[Stored records]
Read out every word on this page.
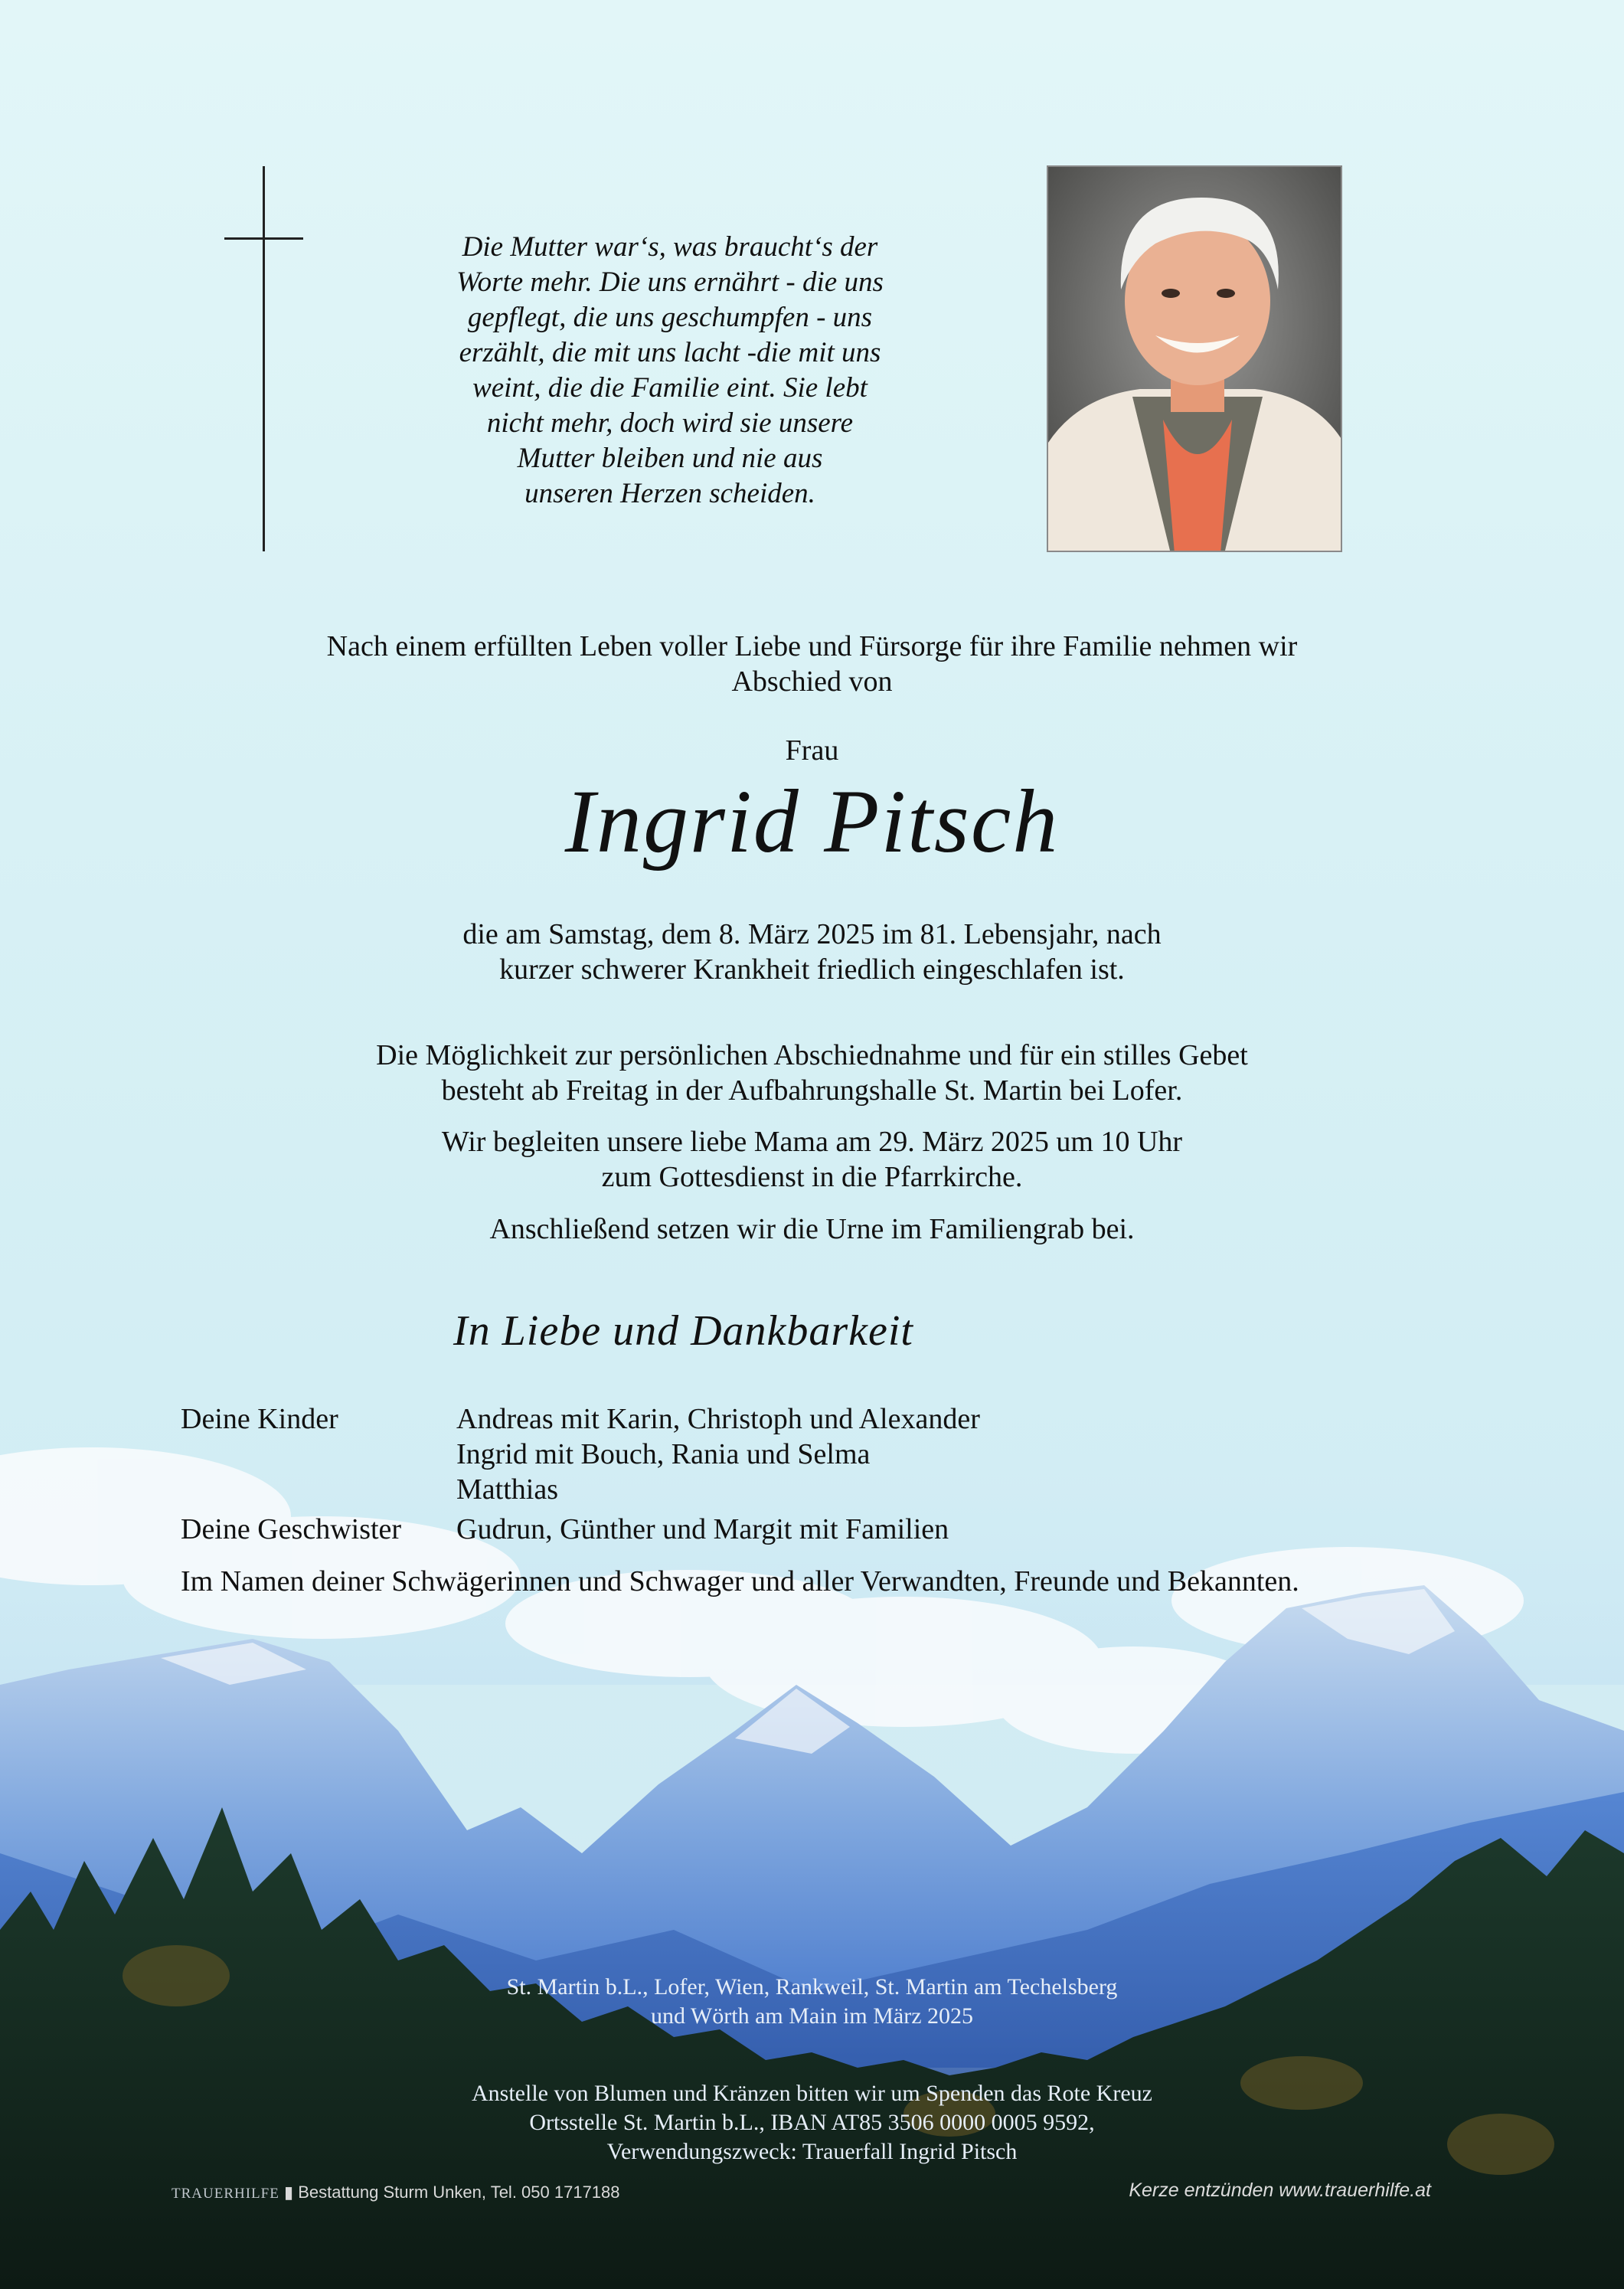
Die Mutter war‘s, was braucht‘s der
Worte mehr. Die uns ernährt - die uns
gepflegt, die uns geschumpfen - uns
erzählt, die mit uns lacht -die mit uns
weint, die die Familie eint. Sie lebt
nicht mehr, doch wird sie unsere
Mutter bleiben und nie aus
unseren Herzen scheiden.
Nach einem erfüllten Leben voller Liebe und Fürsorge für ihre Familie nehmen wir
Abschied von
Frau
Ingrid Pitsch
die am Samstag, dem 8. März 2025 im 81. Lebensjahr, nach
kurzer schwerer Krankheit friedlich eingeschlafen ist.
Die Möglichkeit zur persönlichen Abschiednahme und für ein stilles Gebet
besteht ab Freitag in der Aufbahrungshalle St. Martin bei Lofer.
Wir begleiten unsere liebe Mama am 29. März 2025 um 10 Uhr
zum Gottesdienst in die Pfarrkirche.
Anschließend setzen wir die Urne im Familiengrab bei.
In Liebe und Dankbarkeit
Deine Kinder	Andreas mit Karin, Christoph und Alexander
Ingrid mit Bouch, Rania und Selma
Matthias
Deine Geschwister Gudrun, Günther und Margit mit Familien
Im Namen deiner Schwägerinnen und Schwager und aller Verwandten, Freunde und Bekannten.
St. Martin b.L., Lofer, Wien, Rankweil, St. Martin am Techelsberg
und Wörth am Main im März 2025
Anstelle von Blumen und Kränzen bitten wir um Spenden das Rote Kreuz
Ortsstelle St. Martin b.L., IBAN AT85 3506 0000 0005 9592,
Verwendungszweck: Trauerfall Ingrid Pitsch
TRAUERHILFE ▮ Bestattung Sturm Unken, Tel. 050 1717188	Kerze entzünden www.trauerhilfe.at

■ **What you have to do**
Check each line of the entries above, and show every one holding the word "Ingrid".

■ **Complete answer**
Ingrid Pitsch
Ingrid mit Bouch, Rania und Selma
Verwendungszweck: Trauerfall Ingrid Pitsch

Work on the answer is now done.